*What you have to do*. Go through the data below line by line and count those containing the word "비용이다". Reply with the count only.

(Stored records)
______

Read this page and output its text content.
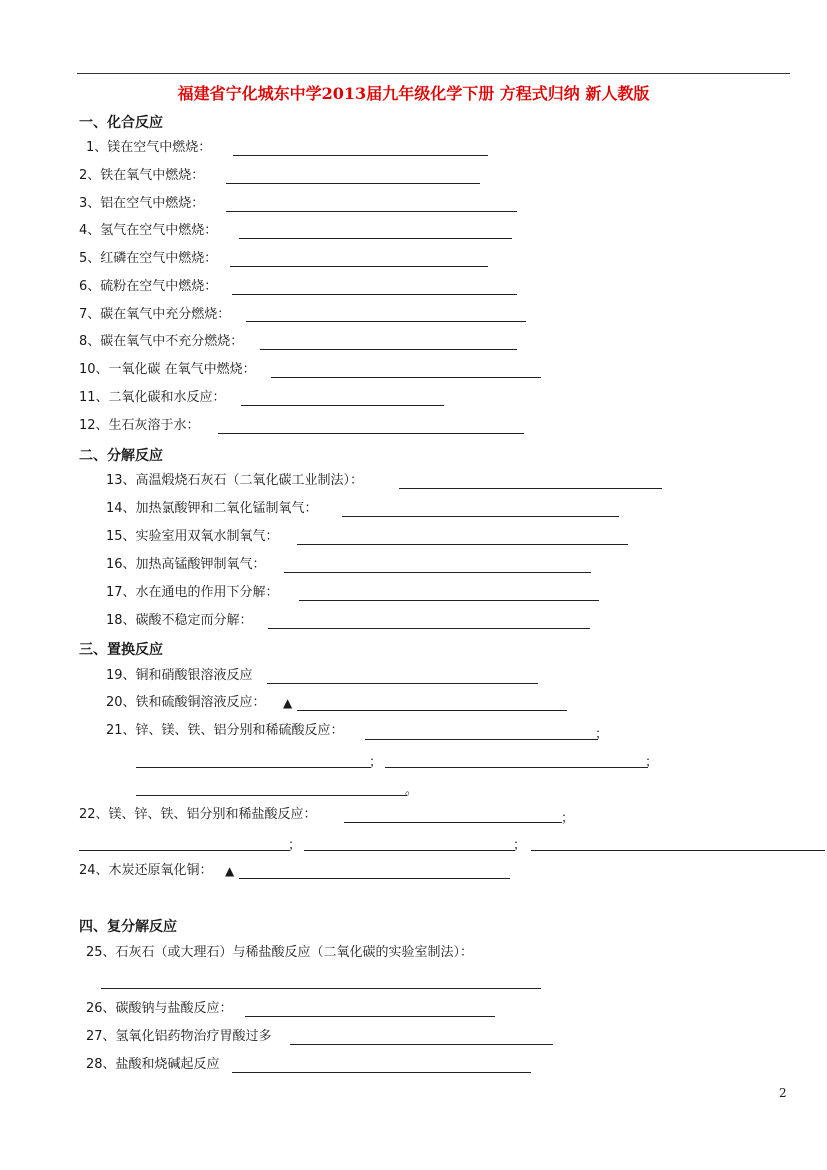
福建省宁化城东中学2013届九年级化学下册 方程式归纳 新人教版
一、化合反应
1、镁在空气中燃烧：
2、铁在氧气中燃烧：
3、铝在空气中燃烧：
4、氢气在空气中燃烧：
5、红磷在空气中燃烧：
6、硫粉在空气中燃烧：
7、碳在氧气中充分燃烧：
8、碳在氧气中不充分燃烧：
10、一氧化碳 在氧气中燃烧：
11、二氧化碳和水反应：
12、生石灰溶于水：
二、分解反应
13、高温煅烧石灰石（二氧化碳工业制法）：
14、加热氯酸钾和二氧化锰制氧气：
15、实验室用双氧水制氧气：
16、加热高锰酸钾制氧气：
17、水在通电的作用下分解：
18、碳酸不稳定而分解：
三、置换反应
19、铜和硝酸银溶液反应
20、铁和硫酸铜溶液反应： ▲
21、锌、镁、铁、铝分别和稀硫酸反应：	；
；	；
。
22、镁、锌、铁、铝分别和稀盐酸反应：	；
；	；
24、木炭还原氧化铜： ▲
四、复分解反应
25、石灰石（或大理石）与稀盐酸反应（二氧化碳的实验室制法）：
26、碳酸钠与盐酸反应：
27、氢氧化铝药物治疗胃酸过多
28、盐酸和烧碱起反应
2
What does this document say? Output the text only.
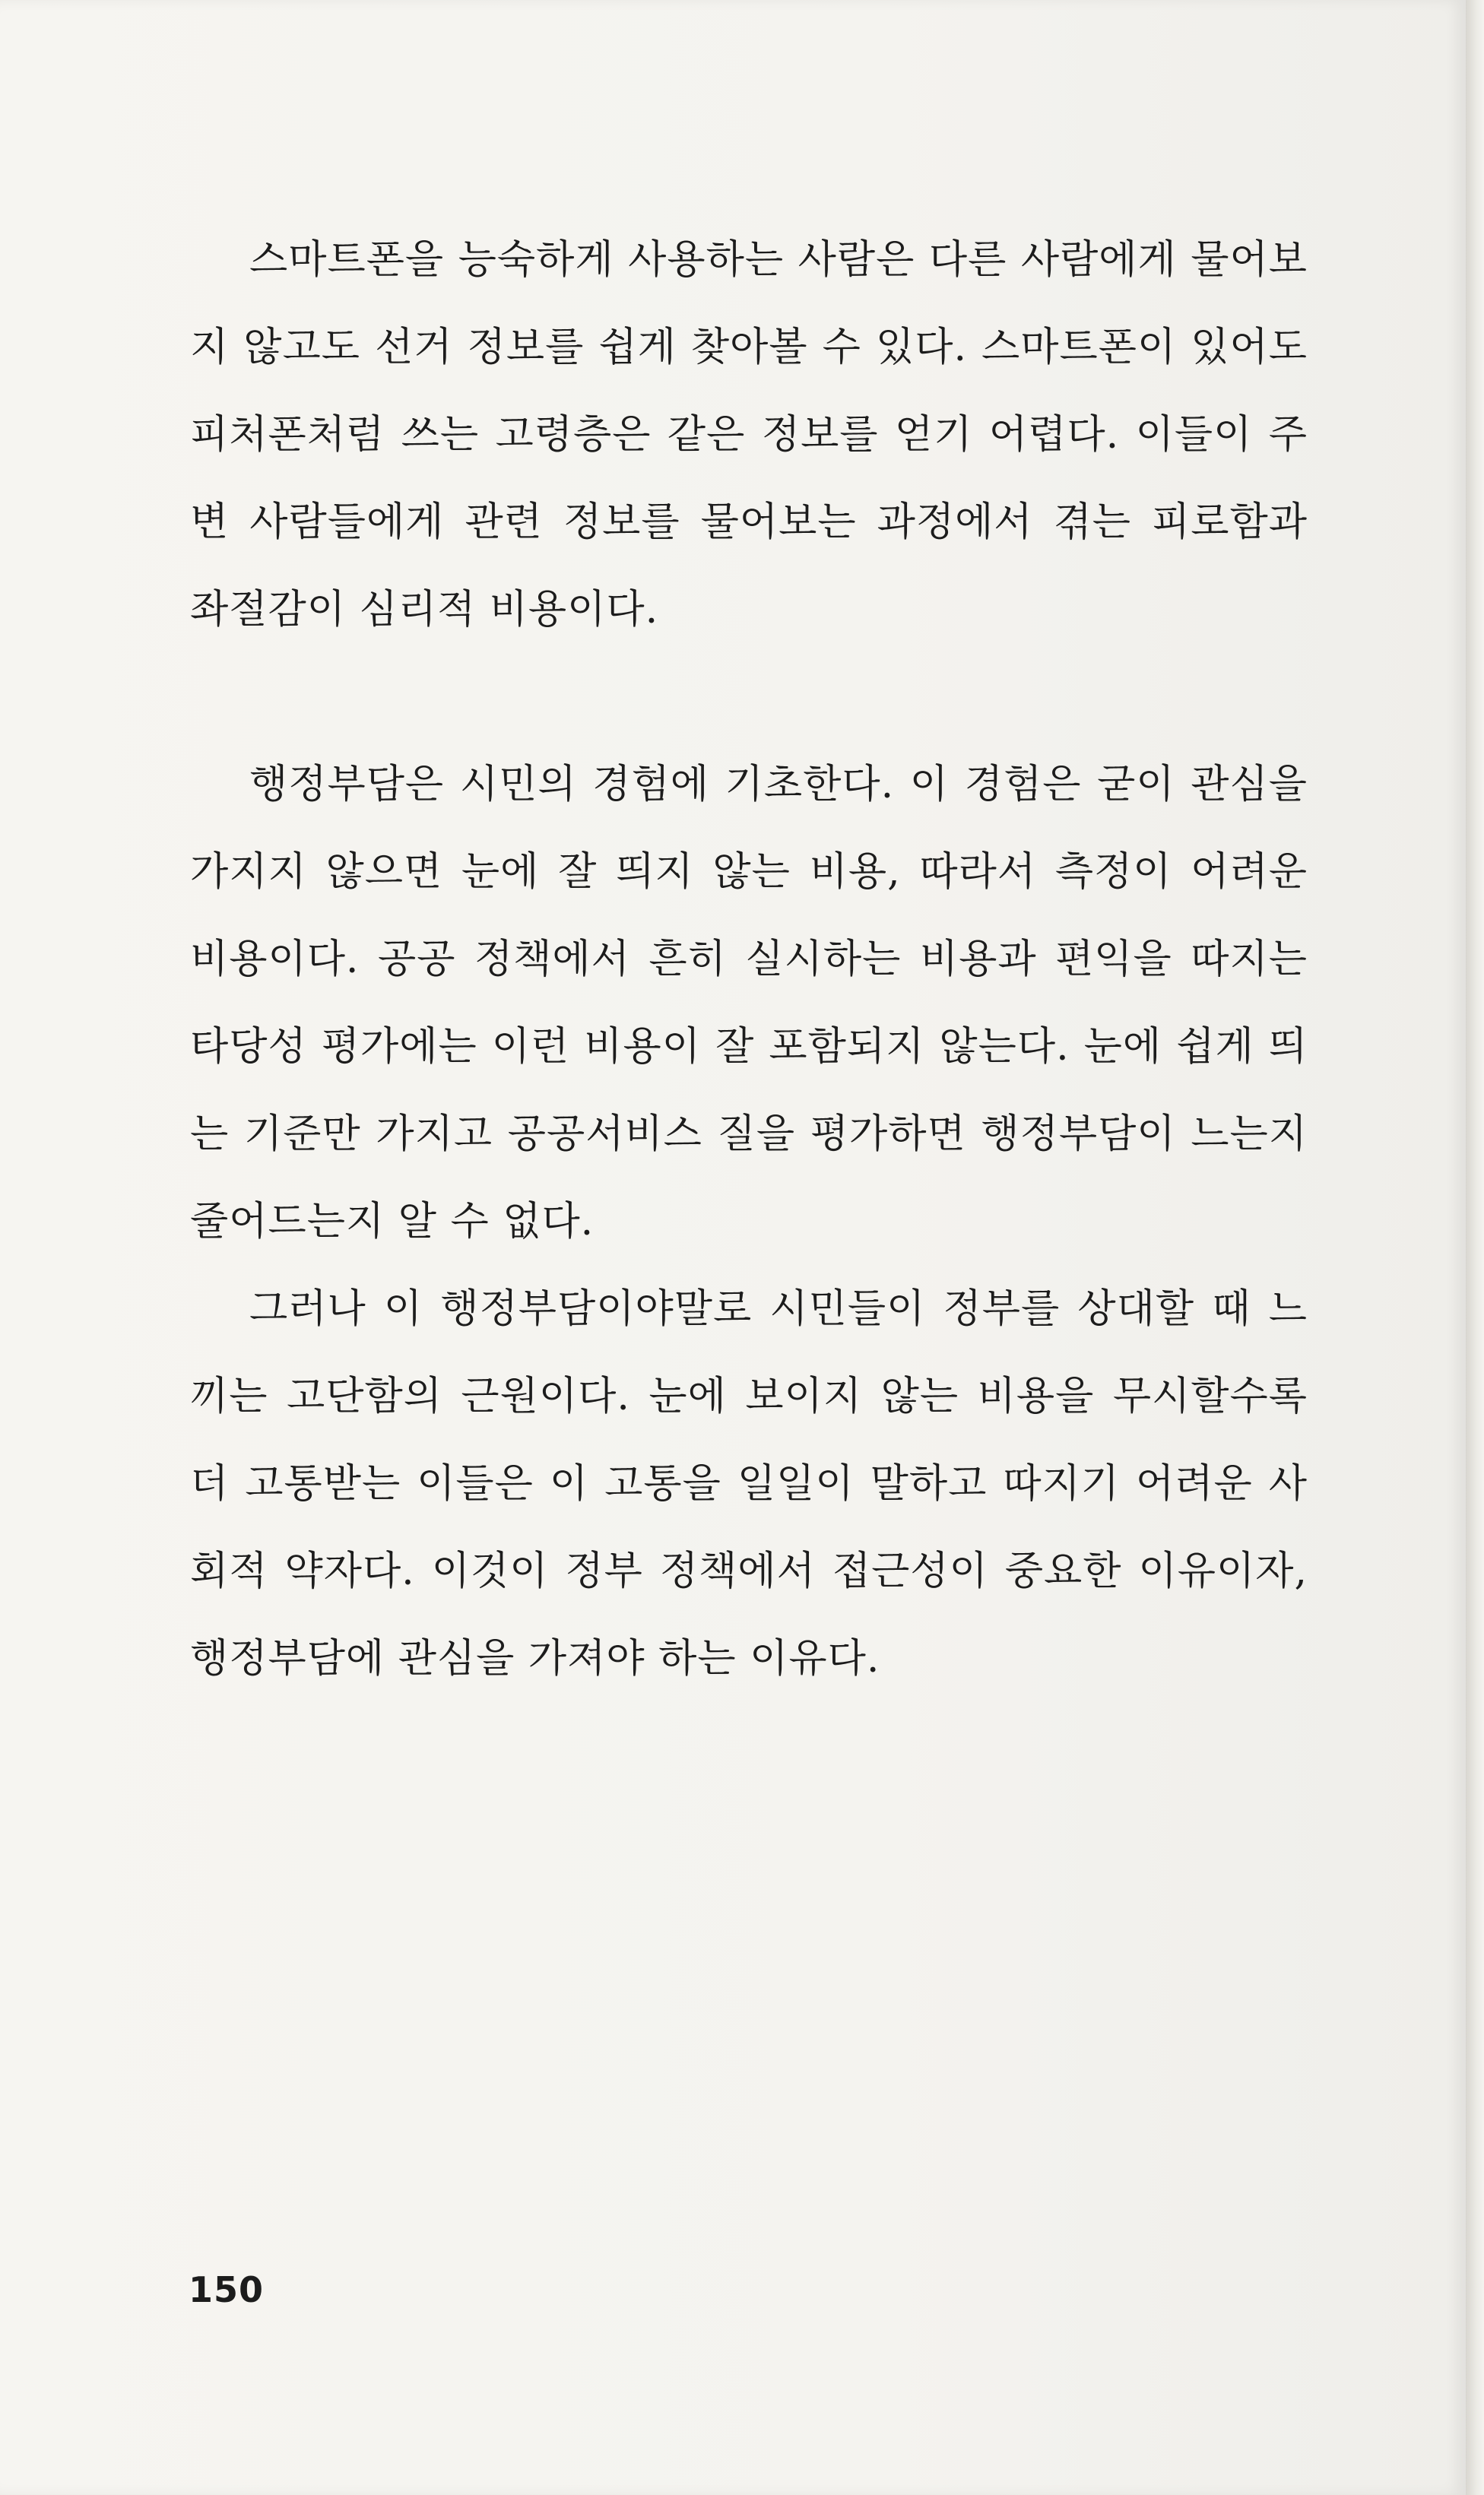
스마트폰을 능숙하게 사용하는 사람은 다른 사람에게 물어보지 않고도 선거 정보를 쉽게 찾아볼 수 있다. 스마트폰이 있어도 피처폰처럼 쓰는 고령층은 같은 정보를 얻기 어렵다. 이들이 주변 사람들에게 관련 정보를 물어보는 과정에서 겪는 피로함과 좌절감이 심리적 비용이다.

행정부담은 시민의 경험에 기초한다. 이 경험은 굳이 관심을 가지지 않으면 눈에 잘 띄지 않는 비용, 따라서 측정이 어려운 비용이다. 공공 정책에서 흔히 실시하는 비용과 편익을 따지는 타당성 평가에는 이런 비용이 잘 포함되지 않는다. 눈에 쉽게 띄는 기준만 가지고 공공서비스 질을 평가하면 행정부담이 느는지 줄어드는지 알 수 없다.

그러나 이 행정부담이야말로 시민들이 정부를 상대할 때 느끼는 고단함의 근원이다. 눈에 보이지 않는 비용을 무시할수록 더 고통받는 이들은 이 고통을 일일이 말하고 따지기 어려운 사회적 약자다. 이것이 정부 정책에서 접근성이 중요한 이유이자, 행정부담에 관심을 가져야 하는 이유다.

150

______

*Task result*. 2